### Data shown
※ ※ ※
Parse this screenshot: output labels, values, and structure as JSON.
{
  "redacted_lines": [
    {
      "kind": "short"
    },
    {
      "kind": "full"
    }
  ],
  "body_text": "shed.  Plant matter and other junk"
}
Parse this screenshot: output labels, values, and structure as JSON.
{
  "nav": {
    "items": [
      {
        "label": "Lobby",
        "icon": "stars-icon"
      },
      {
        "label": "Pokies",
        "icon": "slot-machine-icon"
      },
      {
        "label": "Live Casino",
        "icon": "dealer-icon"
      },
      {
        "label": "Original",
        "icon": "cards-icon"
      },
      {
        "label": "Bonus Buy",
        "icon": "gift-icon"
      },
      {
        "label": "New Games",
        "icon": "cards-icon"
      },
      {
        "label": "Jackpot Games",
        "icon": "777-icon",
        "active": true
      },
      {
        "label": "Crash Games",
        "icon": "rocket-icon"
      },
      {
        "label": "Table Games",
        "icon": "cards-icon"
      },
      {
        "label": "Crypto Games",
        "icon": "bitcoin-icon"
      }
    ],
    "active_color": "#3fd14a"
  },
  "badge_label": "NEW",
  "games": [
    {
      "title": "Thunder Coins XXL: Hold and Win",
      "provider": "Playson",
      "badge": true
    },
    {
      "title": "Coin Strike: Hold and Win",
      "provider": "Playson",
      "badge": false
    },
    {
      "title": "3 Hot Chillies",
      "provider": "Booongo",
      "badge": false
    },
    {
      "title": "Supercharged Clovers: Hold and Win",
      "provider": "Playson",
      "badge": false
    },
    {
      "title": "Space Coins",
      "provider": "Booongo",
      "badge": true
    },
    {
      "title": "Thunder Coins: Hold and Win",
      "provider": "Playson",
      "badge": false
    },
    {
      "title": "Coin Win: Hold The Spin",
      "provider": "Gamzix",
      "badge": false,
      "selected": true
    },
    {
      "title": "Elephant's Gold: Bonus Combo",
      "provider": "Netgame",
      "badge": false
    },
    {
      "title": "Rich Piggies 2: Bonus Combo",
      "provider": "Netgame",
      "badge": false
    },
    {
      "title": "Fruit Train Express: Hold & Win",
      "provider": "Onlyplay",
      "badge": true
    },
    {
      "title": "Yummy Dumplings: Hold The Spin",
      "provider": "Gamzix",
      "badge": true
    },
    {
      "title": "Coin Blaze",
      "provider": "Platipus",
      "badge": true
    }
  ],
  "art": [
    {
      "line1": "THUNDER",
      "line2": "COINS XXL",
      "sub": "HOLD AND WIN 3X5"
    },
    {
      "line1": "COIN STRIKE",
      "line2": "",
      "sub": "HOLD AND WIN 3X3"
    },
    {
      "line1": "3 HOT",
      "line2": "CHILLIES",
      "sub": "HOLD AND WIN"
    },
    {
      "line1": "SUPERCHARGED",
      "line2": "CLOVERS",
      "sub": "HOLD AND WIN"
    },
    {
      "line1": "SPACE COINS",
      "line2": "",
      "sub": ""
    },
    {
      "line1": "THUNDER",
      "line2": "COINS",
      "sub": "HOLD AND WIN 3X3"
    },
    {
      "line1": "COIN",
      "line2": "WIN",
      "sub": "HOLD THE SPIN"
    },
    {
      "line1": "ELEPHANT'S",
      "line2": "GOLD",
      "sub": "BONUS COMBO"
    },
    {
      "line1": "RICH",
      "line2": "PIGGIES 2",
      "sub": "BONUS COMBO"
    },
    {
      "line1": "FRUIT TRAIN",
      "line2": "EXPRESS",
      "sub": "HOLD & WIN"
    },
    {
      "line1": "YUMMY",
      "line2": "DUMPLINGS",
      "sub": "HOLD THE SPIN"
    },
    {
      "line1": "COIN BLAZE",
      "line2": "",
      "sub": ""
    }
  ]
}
※ ※ ※
### Written exercise
Report each line in the preceding entries that holds the string "icon".

### Answer to the task
        "icon": "stars-icon"
        "icon": "slot-machine-icon"
        "icon": "dealer-icon"
        "icon": "cards-icon"
        "icon": "gift-icon"
        "icon": "cards-icon"
        "icon": "777-icon",
        "icon": "rocket-icon"
        "icon": "cards-icon"
        "icon": "bitcoin-icon"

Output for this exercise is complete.